> _Given data_
--- begin ---

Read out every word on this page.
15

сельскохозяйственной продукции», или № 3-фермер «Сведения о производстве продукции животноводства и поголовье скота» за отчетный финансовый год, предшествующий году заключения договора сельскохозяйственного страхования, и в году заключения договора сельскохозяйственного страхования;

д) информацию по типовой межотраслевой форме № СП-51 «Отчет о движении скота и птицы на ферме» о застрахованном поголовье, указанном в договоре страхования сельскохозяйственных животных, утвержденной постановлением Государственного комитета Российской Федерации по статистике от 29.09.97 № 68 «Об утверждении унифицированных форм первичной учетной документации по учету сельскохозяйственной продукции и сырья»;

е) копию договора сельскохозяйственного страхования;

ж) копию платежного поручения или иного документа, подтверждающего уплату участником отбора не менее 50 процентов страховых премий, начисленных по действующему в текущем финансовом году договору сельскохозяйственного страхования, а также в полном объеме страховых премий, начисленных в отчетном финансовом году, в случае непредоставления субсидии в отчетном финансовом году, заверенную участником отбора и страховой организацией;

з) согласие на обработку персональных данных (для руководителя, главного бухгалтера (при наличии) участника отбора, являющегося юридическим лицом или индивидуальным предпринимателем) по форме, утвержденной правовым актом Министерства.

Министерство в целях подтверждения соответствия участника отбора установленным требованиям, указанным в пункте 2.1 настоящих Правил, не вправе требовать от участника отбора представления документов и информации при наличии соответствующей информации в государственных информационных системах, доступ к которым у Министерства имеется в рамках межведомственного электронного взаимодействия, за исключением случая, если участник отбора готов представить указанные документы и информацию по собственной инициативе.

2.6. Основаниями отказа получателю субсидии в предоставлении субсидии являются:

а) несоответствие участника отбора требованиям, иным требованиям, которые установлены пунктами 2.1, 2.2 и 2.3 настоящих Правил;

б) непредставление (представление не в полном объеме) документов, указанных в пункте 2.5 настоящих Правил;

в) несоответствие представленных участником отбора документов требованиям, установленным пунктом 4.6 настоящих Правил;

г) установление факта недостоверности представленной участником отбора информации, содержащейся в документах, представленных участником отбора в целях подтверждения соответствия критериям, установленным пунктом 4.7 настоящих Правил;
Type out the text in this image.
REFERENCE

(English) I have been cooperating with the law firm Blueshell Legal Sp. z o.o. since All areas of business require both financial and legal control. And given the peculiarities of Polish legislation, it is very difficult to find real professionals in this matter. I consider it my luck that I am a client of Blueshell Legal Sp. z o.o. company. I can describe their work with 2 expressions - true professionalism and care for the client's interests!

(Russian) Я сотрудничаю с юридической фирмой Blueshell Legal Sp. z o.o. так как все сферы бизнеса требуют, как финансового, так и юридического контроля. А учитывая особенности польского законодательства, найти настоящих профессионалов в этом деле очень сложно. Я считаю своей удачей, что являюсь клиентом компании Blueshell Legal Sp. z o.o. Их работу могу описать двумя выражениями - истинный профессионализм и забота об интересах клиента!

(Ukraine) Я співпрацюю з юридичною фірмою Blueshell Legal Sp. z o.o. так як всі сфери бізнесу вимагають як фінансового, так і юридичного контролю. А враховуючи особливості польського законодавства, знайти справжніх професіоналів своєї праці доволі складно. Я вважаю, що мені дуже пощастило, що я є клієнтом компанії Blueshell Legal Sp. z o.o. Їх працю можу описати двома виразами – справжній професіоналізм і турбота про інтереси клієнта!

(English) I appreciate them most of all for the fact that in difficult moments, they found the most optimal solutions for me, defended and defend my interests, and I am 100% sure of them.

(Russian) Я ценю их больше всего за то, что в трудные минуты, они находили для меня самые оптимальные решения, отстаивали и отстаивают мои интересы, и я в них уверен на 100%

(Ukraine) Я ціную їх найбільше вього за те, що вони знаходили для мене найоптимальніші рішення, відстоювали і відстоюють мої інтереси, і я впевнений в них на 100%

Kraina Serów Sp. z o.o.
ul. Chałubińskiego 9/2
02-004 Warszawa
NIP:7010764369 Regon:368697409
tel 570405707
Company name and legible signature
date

--- end ---

> _Task brief_
Using the material above, report each line where "Russian" occurs.

> _Correct response_
(Russian) Я сотрудничаю с юридической фирмой Blueshell Legal Sp. z o.o. так как все сферы бизнеса требуют, как финансового, так и юридического контроля. А учитывая особенности польского законодательства, найти настоящих профессионалов в этом деле очень сложно. Я считаю своей удачей, что являюсь клиентом компании Blueshell Legal Sp. z o.o. Их работу могу описать двумя выражениями - истинный профессионализм и забота об интересах клиента!
(Russian) Я ценю их больше всего за то, что в трудные минуты, они находили для меня самые оптимальные решения, отстаивали и отстаивают мои интересы, и я в них уверен на 100%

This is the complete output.